_Problem requirements_
Seek out every line containing the word "Unallocated", and copy each.

[begin Records]

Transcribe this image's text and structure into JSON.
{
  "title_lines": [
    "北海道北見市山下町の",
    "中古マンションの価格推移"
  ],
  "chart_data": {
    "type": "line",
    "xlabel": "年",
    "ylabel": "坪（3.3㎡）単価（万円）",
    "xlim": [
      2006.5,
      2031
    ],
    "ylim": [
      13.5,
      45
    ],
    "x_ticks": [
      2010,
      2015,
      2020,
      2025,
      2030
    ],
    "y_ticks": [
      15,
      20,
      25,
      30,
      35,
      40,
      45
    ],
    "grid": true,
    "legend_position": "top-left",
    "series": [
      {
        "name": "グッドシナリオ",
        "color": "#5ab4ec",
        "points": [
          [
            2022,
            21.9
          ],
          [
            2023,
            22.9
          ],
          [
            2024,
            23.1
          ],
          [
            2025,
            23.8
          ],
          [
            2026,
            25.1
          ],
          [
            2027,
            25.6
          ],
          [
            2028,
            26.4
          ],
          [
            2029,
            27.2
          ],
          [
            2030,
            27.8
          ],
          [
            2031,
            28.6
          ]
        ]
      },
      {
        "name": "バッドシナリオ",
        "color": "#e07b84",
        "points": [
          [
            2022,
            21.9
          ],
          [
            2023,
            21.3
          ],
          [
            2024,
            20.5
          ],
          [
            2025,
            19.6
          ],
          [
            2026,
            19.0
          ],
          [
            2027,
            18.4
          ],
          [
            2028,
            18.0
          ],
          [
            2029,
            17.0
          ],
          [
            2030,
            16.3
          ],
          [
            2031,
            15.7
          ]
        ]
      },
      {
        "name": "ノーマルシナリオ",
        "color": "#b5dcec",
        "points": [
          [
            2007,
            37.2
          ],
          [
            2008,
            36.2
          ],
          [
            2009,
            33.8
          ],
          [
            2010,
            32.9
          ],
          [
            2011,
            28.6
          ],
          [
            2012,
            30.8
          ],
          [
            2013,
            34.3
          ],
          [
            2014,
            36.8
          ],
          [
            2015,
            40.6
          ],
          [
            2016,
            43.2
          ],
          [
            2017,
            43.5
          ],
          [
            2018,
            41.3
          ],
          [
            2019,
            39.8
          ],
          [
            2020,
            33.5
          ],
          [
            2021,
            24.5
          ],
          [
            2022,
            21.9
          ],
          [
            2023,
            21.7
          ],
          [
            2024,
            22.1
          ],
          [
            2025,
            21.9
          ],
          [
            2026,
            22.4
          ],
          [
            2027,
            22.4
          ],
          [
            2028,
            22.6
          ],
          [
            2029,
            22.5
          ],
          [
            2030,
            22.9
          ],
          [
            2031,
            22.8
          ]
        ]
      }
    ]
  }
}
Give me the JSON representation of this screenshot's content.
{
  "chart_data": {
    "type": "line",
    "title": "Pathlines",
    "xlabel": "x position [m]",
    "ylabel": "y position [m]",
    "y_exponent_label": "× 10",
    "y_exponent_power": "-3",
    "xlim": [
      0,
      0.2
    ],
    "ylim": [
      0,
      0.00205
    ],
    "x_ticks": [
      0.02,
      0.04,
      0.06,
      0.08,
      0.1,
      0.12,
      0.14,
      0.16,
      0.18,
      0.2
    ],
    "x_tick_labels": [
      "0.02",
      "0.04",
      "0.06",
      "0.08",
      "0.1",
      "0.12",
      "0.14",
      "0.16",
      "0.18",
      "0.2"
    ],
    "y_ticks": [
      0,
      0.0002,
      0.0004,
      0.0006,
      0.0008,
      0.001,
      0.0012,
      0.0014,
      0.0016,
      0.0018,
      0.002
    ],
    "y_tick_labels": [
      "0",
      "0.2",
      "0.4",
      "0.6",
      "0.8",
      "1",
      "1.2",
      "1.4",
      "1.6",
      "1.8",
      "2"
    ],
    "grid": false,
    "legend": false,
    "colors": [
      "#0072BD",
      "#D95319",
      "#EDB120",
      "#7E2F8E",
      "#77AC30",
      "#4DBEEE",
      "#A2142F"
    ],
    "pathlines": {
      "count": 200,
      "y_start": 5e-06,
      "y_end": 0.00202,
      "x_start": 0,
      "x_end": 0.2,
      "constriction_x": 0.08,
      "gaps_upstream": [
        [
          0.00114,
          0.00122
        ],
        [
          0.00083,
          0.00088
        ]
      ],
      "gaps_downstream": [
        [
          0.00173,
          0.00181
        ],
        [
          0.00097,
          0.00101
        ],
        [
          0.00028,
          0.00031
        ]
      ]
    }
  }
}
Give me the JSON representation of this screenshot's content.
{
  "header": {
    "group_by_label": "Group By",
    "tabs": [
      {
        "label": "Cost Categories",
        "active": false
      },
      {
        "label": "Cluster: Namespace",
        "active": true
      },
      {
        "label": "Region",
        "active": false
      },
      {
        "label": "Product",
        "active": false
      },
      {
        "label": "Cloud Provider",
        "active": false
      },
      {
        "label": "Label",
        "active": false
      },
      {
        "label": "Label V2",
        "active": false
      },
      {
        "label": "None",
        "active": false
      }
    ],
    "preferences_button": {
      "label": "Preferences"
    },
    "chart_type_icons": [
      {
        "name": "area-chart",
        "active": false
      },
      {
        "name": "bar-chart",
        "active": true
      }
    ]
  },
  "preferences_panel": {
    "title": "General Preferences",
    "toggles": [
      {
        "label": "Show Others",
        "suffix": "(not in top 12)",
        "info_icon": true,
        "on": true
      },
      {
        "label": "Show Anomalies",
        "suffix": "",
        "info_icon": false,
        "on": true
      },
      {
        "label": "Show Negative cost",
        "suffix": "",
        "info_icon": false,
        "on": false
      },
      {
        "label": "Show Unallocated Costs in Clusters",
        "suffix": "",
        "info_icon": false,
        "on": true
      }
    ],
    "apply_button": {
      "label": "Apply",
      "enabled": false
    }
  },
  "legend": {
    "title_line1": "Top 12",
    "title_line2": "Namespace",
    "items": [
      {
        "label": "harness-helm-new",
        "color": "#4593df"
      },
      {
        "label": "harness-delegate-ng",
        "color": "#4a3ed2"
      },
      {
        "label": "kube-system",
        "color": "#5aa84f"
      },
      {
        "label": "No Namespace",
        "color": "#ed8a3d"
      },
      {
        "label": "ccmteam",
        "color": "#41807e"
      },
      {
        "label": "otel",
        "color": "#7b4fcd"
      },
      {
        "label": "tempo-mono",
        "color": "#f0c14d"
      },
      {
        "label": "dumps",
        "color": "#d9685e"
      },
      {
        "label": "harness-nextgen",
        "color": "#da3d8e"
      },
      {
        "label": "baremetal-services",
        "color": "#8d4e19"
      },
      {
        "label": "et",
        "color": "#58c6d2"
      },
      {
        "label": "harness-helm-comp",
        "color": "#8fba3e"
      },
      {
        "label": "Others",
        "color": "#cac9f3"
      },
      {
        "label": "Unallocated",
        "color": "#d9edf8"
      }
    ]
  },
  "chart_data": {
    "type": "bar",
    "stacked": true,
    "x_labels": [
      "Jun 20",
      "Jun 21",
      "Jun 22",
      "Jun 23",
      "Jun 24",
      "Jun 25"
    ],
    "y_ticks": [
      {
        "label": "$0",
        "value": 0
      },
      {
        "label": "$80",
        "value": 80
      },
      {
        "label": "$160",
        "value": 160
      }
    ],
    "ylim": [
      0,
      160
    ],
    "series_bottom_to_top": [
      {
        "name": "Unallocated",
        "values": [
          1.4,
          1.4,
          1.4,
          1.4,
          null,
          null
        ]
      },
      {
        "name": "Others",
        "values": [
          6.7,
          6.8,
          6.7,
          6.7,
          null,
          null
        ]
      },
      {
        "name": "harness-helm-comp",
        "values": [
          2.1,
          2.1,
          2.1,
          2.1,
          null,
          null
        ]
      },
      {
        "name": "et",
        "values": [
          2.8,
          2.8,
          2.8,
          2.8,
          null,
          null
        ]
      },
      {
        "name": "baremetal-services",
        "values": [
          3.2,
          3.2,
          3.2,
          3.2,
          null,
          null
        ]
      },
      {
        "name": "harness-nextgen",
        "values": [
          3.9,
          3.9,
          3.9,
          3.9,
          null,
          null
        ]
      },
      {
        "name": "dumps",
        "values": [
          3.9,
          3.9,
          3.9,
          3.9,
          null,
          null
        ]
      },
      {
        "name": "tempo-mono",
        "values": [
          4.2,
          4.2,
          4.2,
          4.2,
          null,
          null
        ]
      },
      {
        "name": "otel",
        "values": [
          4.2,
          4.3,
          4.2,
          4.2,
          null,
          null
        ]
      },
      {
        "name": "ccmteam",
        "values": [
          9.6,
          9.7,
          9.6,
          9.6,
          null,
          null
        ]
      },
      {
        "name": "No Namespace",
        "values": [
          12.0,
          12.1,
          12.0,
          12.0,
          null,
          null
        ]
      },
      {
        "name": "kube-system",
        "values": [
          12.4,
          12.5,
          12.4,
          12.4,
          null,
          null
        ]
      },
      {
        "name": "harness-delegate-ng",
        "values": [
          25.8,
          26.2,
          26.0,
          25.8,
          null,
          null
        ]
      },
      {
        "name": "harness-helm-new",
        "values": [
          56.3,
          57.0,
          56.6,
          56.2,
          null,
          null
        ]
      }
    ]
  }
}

[end Records]

_Written reply_
        "label": "Show Unallocated Costs in Clusters",
        "label": "Unallocated",
        "name": "Unallocated",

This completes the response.